• To do
Determine how many lines contain the string "Date", then reply with that figure only.

:: Exercise material

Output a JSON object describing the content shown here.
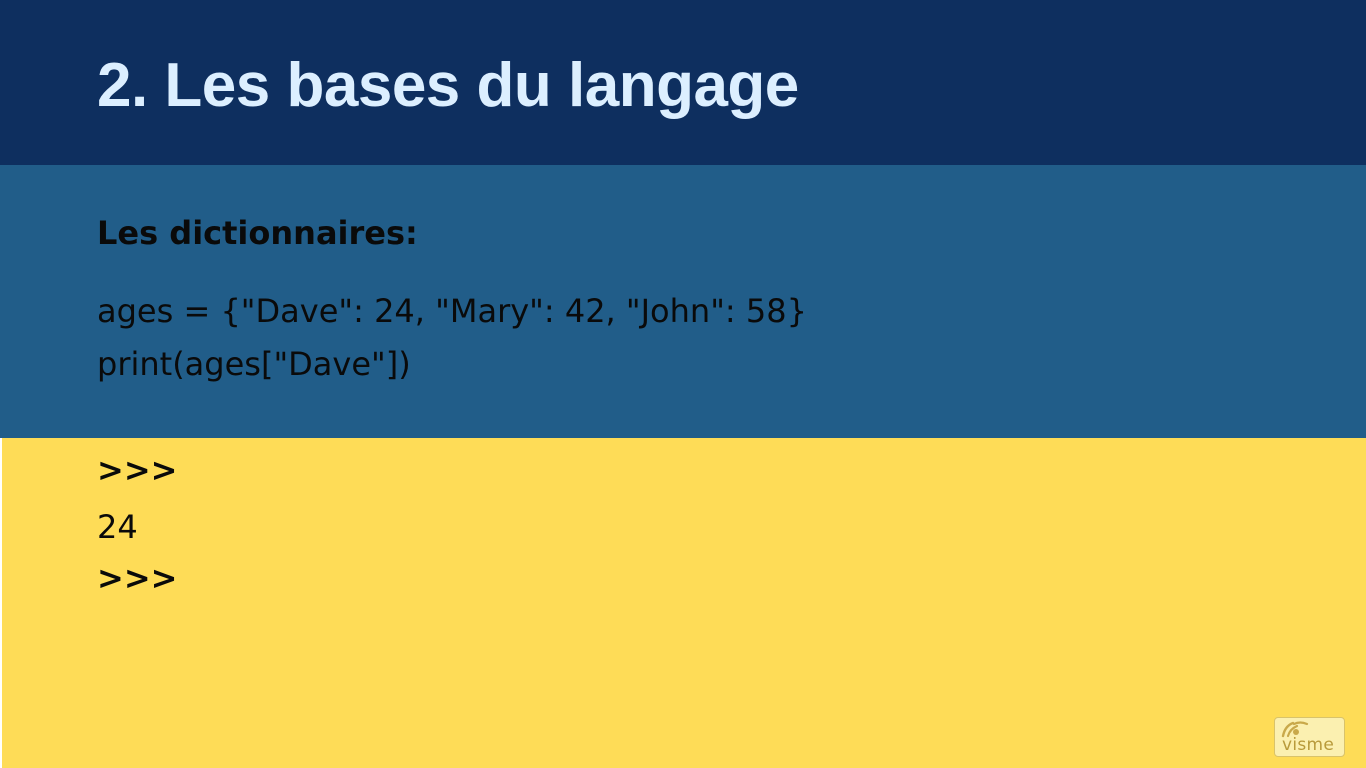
{
  "slide": {
    "title": "2. Les bases du langage",
    "subtitle": "Les dictionnaires:",
    "code": {
      "line_1": "ages = {\"Dave\": 24, \"Mary\": 42, \"John\": 58}",
      "line_2": "print(ages[\"Dave\"])"
    },
    "output": {
      "line_1": ">>>",
      "line_2": "24",
      "line_3": ">>>"
    },
    "watermark": {
      "text": "visme",
      "icon": "visme-logo-icon"
    }
  },
  "colors": {
    "header_bg": "#0e2f5f",
    "title_text": "#dcefff",
    "code_band_bg": "#215d89",
    "output_band_bg": "#fedc57",
    "body_text": "#0a0a0a",
    "watermark_text": "#b89a3a"
  }
}
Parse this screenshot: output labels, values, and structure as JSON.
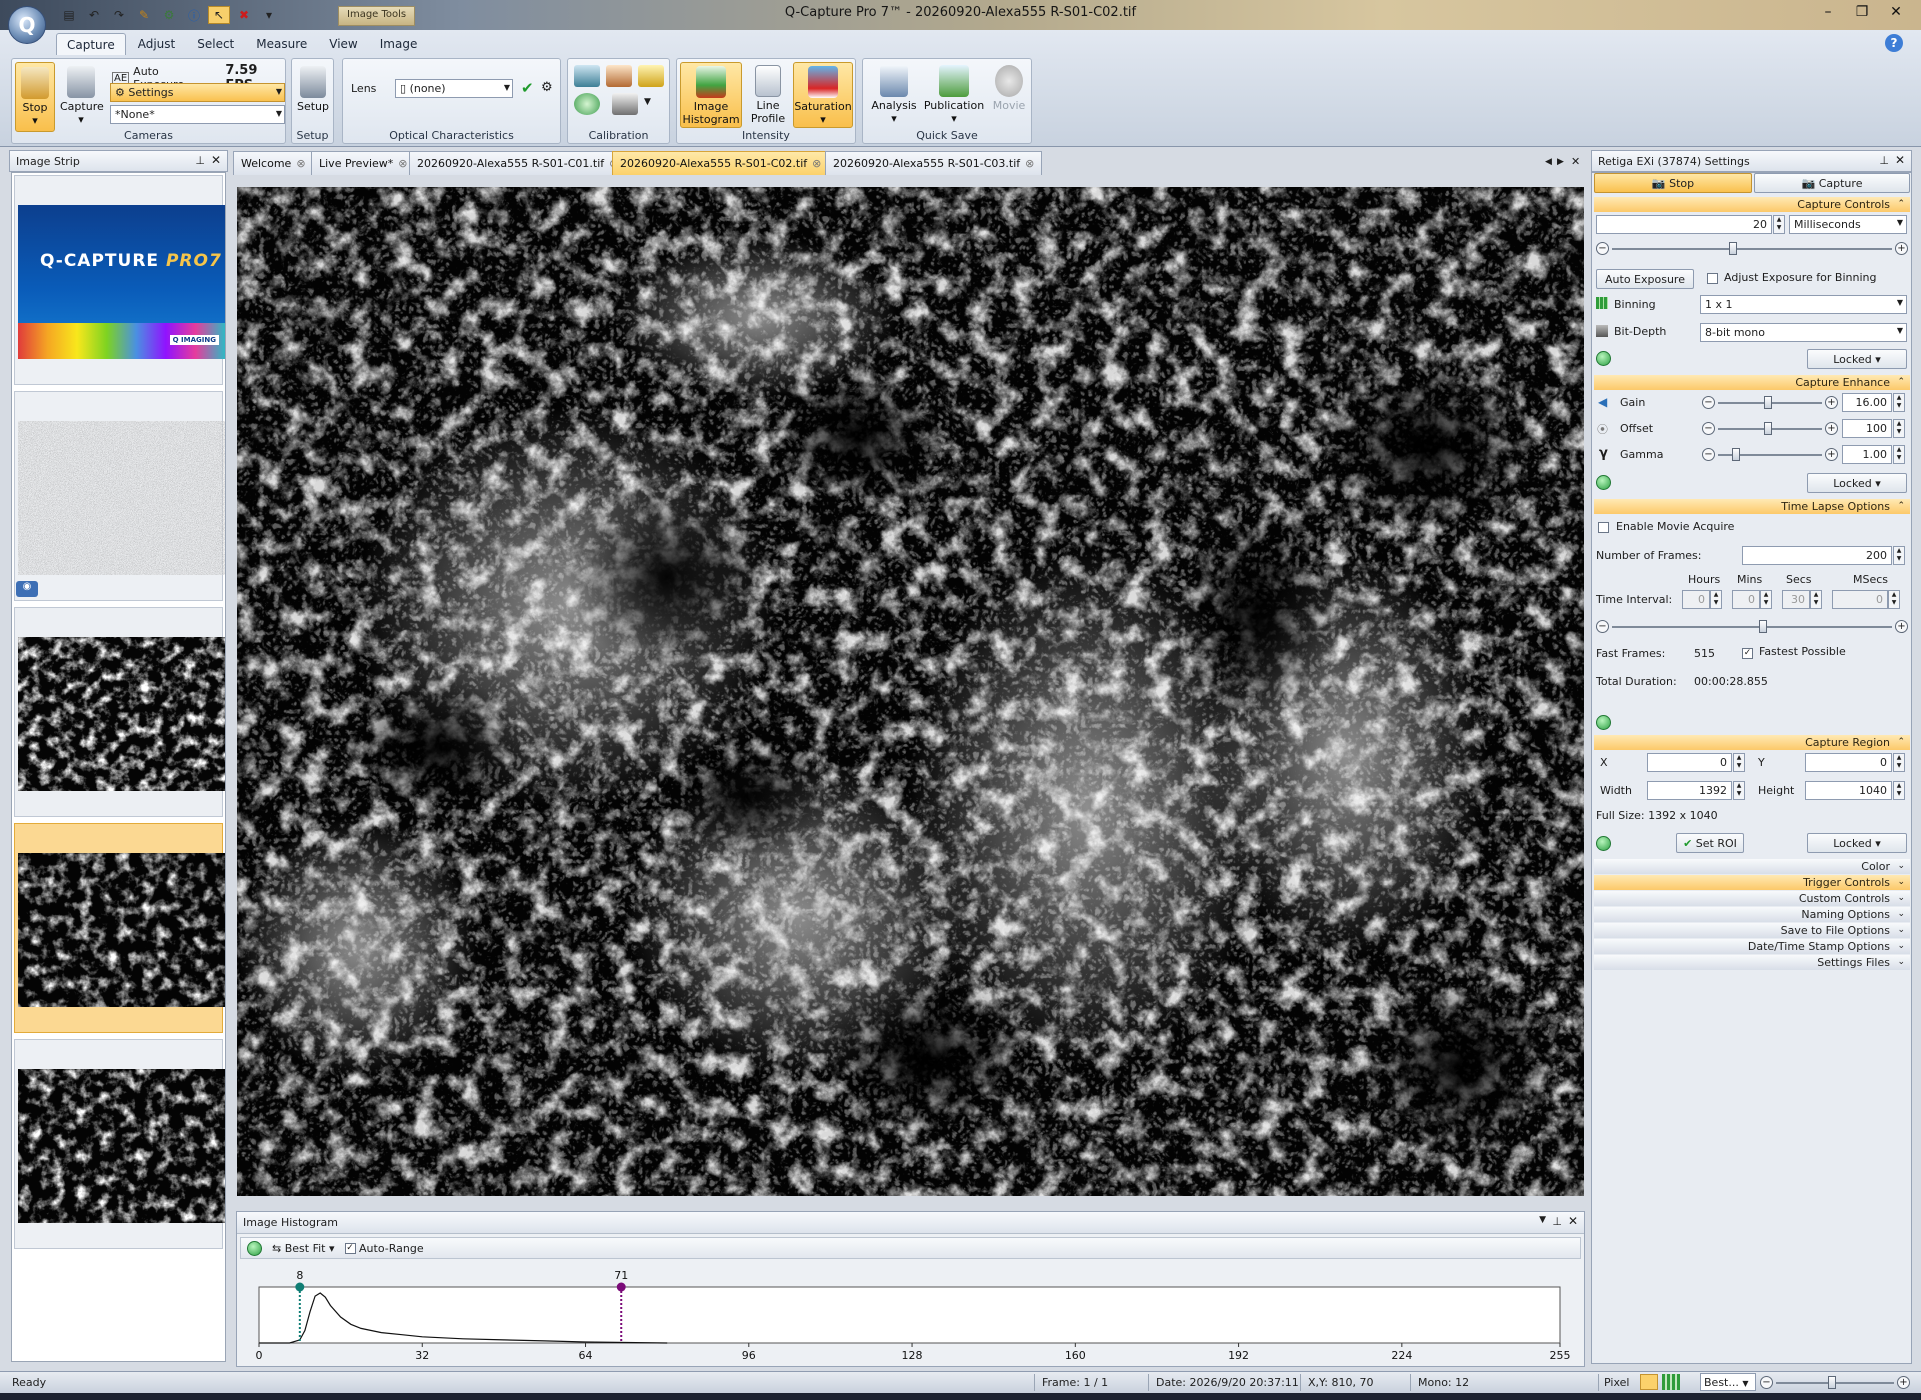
{
  "window": {
    "title": "Q-Capture Pro 7™ - 20260920-Alexa555 R-S01-C02.tif",
    "contextual_tab": "Image Tools",
    "controls": [
      "minimize",
      "restore",
      "close"
    ]
  },
  "ribbon": {
    "tabs": [
      "Capture",
      "Adjust",
      "Select",
      "Measure",
      "View",
      "Image"
    ],
    "active_tab": "Capture",
    "cameras": {
      "caption": "Cameras",
      "stop_label": "Stop",
      "capture_label": "Capture",
      "auto_exposure_label": "Auto Exposure",
      "fps": "7.59 FPS",
      "settings_label": "Settings",
      "settings_selected": "*None*"
    },
    "setup": {
      "caption": "Setup",
      "button_label": "Setup"
    },
    "optical": {
      "caption": "Optical Characteristics",
      "lens_label": "Lens",
      "lens_value": "(none)"
    },
    "calibration": {
      "caption": "Calibration"
    },
    "intensity": {
      "caption": "Intensity",
      "histogram_label": "Image Histogram",
      "line_profile_label": "Line Profile",
      "saturation_label": "Saturation"
    },
    "quicksave": {
      "caption": "Quick Save",
      "analysis_label": "Analysis",
      "publication_label": "Publication",
      "movie_label": "Movie"
    }
  },
  "image_strip": {
    "title": "Image Strip",
    "splash": {
      "brand": "Q-CAPTURE",
      "suffix": "PRO7",
      "tagline": "Q IMAGING"
    }
  },
  "doc_tabs": [
    {
      "label": "Welcome",
      "active": false
    },
    {
      "label": "Live Preview*",
      "active": false
    },
    {
      "label": "20260920-Alexa555 R-S01-C01.tif",
      "active": false
    },
    {
      "label": "20260920-Alexa555 R-S01-C02.tif",
      "active": true
    },
    {
      "label": "20260920-Alexa555 R-S01-C03.tif",
      "active": false
    }
  ],
  "histogram": {
    "title": "Image Histogram",
    "best_fit_label": "Best Fit",
    "auto_range_label": "Auto-Range",
    "auto_range_checked": true,
    "low_marker": 8,
    "high_marker": 71,
    "axis_ticks": [
      "0",
      "32",
      "64",
      "96",
      "128",
      "160",
      "192",
      "224",
      "255"
    ]
  },
  "chart_data": {
    "type": "area",
    "title": "",
    "xlim": [
      0,
      255
    ],
    "xticks": [
      0,
      32,
      64,
      96,
      128,
      160,
      192,
      224,
      255
    ],
    "x": [
      0,
      6,
      8,
      9,
      10,
      11,
      12,
      13,
      14,
      16,
      18,
      20,
      24,
      28,
      32,
      40,
      48,
      56,
      64,
      72,
      80
    ],
    "y": [
      0,
      0,
      3,
      12,
      30,
      45,
      48,
      44,
      36,
      25,
      18,
      14,
      10,
      8,
      6,
      4,
      3,
      2,
      1,
      0.5,
      0
    ],
    "markers": [
      {
        "label": "8",
        "x": 8,
        "color": "#0f7d74"
      },
      {
        "label": "71",
        "x": 71,
        "color": "#7a0a78"
      }
    ]
  },
  "settings": {
    "title": "Retiga EXi (37874) Settings",
    "stop_label": "Stop",
    "capture_label": "Capture",
    "capture_controls": {
      "header": "Capture Controls",
      "exposure_value": "20",
      "exposure_unit": "Milliseconds",
      "auto_exposure_label": "Auto Exposure",
      "adjust_binning_label": "Adjust Exposure for Binning",
      "binning_label": "Binning",
      "binning_value": "1 x 1",
      "bitdepth_label": "Bit-Depth",
      "bitdepth_value": "8-bit mono",
      "locked_label": "Locked"
    },
    "capture_enhance": {
      "header": "Capture Enhance",
      "gain_label": "Gain",
      "gain_value": "16.00",
      "offset_label": "Offset",
      "offset_value": "100",
      "gamma_label": "Gamma",
      "gamma_value": "1.00",
      "locked_label": "Locked"
    },
    "time_lapse": {
      "header": "Time Lapse Options",
      "enable_movie_label": "Enable Movie Acquire",
      "frames_label": "Number of Frames:",
      "frames_value": "200",
      "col_hours": "Hours",
      "col_mins": "Mins",
      "col_secs": "Secs",
      "col_msecs": "MSecs",
      "interval_label": "Time Interval:",
      "hours": "0",
      "mins": "0",
      "secs": "30",
      "msecs": "0",
      "fast_frames_label": "Fast Frames:",
      "fast_frames_value": "515",
      "fastest_label": "Fastest Possible",
      "total_label": "Total Duration:",
      "total_value": "00:00:28.855"
    },
    "capture_region": {
      "header": "Capture Region",
      "x_label": "X",
      "x_value": "0",
      "y_label": "Y",
      "y_value": "0",
      "width_label": "Width",
      "width_value": "1392",
      "height_label": "Height",
      "height_value": "1040",
      "full_size": "Full Size: 1392 x 1040",
      "set_roi_label": "Set ROI",
      "locked_label": "Locked"
    },
    "collapsed_sections": [
      "Color",
      "Trigger Controls",
      "Custom Controls",
      "Naming Options",
      "Save to File Options",
      "Date/Time Stamp Options",
      "Settings Files"
    ]
  },
  "status": {
    "ready": "Ready",
    "frame": "Frame: 1 / 1",
    "date": "Date: 2026/9/20 20:37:11",
    "xy": "X,Y:  810,   70",
    "mono": "Mono:   12",
    "pixel": "Pixel",
    "zoom": "Best..."
  },
  "colors": {
    "accent": "#fbc85e",
    "ribbon": "#dfe6ef",
    "low_marker": "#0f7d74",
    "high_marker": "#7a0a78"
  }
}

::::

• Exercise result
2